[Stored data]
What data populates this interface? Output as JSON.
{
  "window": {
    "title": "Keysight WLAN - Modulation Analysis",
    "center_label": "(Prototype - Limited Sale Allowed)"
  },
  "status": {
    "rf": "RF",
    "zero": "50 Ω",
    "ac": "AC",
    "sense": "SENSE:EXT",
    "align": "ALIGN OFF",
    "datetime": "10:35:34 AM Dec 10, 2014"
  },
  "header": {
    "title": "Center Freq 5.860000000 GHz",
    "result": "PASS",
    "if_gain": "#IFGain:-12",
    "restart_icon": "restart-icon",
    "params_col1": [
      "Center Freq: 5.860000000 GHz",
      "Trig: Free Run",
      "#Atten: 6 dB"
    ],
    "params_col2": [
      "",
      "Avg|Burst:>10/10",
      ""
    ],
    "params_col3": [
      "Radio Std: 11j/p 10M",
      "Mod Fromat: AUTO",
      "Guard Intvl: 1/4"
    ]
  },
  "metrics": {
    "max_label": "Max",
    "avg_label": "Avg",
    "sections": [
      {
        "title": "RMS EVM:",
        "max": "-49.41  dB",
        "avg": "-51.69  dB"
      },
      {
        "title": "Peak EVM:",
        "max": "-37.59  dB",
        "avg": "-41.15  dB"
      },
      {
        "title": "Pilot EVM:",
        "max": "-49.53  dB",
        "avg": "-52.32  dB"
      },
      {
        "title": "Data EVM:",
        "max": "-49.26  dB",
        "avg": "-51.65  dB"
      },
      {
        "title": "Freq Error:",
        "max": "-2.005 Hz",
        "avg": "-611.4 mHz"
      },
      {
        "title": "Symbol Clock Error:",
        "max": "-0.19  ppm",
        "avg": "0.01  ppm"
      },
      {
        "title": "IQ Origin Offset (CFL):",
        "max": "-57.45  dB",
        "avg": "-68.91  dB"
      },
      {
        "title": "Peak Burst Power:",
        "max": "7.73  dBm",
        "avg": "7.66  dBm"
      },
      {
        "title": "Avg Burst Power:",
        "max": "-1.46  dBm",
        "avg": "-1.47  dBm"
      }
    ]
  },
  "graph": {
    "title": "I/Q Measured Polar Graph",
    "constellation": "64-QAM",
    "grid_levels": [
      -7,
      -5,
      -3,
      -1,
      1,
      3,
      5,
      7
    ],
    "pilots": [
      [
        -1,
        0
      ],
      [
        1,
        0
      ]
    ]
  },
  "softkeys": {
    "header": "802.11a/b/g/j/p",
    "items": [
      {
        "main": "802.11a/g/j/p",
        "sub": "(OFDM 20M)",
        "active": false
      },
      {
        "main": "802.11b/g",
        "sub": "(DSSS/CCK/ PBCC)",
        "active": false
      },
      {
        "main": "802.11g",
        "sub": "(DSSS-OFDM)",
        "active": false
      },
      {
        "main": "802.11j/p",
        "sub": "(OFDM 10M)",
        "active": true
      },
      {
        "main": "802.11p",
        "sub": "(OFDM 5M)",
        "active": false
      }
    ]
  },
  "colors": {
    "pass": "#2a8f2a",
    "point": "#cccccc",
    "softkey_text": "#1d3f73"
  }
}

YOUR INSTRUCTIONS
Give the entries again in full, exactly as they are written.

OUTPUT FOR THIS TASK
What data populates this interface? Output as JSON.
{
  "window": {
    "title": "Keysight WLAN - Modulation Analysis",
    "center_label": "(Prototype - Limited Sale Allowed)"
  },
  "status": {
    "rf": "RF",
    "zero": "50 Ω",
    "ac": "AC",
    "sense": "SENSE:EXT",
    "align": "ALIGN OFF",
    "datetime": "10:35:34 AM Dec 10, 2014"
  },
  "header": {
    "title": "Center Freq 5.860000000 GHz",
    "result": "PASS",
    "if_gain": "#IFGain:-12",
    "restart_icon": "restart-icon",
    "params_col1": [
      "Center Freq: 5.860000000 GHz",
      "Trig: Free Run",
      "#Atten: 6 dB"
    ],
    "params_col2": [
      "",
      "Avg|Burst:>10/10",
      ""
    ],
    "params_col3": [
      "Radio Std: 11j/p 10M",
      "Mod Fromat: AUTO",
      "Guard Intvl: 1/4"
    ]
  },
  "metrics": {
    "max_label": "Max",
    "avg_label": "Avg",
    "sections": [
      {
        "title": "RMS EVM:",
        "max": "-49.41  dB",
        "avg": "-51.69  dB"
      },
      {
        "title": "Peak EVM:",
        "max": "-37.59  dB",
        "avg": "-41.15  dB"
      },
      {
        "title": "Pilot EVM:",
        "max": "-49.53  dB",
        "avg": "-52.32  dB"
      },
      {
        "title": "Data EVM:",
        "max": "-49.26  dB",
        "avg": "-51.65  dB"
      },
      {
        "title": "Freq Error:",
        "max": "-2.005 Hz",
        "avg": "-611.4 mHz"
      },
      {
        "title": "Symbol Clock Error:",
        "max": "-0.19  ppm",
        "avg": "0.01  ppm"
      },
      {
        "title": "IQ Origin Offset (CFL):",
        "max": "-57.45  dB",
        "avg": "-68.91  dB"
      },
      {
        "title": "Peak Burst Power:",
        "max": "7.73  dBm",
        "avg": "7.66  dBm"
      },
      {
        "title": "Avg Burst Power:",
        "max": "-1.46  dBm",
        "avg": "-1.47  dBm"
      }
    ]
  },
  "graph": {
    "title": "I/Q Measured Polar Graph",
    "constellation": "64-QAM",
    "grid_levels": [
      -7,
      -5,
      -3,
      -1,
      1,
      3,
      5,
      7
    ],
    "pilots": [
      [
        -1,
        0
      ],
      [
        1,
        0
      ]
    ]
  },
  "softkeys": {
    "header": "802.11a/b/g/j/p",
    "items": [
      {
        "main": "802.11a/g/j/p",
        "sub": "(OFDM 20M)",
        "active": false
      },
      {
        "main": "802.11b/g",
        "sub": "(DSSS/CCK/ PBCC)",
        "active": false
      },
      {
        "main": "802.11g",
        "sub": "(DSSS-OFDM)",
        "active": false
      },
      {
        "main": "802.11j/p",
        "sub": "(OFDM 10M)",
        "active": true
      },
      {
        "main": "802.11p",
        "sub": "(OFDM 5M)",
        "active": false
      }
    ]
  },
  "colors": {
    "pass": "#2a8f2a",
    "point": "#cccccc",
    "softkey_text": "#1d3f73"
  }
}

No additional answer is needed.